→ **EXERCISE REQUIREMENTS**: Find the lines holding the string "Violent" in the data, then copy all of them.

Records from a data source:
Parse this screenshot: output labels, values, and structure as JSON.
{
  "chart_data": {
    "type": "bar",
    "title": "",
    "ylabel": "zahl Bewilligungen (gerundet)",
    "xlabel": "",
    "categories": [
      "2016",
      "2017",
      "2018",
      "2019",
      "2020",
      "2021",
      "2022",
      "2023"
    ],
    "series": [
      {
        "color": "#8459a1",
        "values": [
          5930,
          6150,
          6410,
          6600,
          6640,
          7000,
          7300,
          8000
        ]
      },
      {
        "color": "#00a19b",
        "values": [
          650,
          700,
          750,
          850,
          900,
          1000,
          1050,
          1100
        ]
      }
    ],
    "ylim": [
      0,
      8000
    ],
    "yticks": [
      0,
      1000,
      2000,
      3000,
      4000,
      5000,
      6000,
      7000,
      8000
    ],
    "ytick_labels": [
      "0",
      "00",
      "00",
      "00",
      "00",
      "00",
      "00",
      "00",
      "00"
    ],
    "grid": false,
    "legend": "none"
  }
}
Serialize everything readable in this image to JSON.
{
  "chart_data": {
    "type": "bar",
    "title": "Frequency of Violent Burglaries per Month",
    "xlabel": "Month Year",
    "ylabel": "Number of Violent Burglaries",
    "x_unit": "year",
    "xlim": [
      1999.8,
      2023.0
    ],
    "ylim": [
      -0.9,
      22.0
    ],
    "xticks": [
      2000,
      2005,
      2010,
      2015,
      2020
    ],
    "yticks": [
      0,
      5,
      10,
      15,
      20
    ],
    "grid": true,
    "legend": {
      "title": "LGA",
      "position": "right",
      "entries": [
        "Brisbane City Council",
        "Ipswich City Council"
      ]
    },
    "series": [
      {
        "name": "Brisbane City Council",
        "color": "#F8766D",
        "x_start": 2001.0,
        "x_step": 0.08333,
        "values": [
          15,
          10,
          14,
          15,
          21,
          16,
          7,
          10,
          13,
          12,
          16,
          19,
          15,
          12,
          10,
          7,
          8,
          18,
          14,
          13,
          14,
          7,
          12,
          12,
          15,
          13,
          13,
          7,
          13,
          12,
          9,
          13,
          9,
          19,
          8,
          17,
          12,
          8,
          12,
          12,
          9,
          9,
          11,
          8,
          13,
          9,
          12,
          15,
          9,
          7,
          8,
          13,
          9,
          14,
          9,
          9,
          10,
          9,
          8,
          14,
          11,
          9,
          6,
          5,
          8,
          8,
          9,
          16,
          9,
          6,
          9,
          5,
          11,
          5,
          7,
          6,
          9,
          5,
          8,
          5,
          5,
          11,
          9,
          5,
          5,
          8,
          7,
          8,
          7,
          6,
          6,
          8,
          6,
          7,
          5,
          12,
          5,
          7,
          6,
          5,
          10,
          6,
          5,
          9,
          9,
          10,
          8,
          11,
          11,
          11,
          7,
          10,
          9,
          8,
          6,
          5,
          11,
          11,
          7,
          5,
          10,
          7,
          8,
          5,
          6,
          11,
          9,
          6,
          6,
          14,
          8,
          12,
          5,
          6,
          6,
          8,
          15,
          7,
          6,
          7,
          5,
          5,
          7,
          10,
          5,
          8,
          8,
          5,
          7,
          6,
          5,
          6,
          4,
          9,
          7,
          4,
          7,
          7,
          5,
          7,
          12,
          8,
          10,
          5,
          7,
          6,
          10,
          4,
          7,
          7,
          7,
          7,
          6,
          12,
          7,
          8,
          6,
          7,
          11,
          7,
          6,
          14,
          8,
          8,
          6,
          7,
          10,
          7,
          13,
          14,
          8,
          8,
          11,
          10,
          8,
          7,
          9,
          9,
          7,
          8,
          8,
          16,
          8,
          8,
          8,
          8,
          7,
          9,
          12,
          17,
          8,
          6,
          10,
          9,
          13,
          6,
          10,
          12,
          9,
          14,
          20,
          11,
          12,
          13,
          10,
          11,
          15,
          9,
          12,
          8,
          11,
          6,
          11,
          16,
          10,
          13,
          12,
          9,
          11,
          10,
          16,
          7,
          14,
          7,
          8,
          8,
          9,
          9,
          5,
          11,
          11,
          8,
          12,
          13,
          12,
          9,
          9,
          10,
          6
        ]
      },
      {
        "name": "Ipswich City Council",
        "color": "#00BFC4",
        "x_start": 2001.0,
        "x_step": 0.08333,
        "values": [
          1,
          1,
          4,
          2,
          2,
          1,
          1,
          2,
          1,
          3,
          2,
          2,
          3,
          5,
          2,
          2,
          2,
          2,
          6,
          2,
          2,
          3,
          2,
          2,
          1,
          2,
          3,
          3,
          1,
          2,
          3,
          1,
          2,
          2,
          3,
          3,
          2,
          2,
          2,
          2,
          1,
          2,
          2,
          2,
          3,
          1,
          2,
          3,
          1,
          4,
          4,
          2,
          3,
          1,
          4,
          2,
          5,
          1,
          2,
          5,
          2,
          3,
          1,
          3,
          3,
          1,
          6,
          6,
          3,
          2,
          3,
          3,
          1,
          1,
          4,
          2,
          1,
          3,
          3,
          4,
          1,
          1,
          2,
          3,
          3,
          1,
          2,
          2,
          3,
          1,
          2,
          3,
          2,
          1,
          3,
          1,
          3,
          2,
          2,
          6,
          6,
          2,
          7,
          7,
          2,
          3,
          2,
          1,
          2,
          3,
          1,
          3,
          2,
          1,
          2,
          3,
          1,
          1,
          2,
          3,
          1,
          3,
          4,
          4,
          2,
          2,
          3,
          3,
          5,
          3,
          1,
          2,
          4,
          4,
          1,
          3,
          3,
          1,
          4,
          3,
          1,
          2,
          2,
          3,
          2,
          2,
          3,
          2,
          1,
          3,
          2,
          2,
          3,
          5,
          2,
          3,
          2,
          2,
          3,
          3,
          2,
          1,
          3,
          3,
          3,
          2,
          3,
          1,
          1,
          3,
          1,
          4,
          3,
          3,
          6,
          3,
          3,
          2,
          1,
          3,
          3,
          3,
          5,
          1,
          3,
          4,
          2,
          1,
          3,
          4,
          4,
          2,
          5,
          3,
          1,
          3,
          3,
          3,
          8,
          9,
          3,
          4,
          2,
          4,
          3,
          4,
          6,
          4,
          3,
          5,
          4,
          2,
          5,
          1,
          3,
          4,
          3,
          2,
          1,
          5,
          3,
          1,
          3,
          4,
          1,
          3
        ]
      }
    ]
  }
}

→ **EXPECTED OUTPUT**:
    "title": "Frequency of Violent Burglaries per Month",
    "ylabel": "Number of Violent Burglaries",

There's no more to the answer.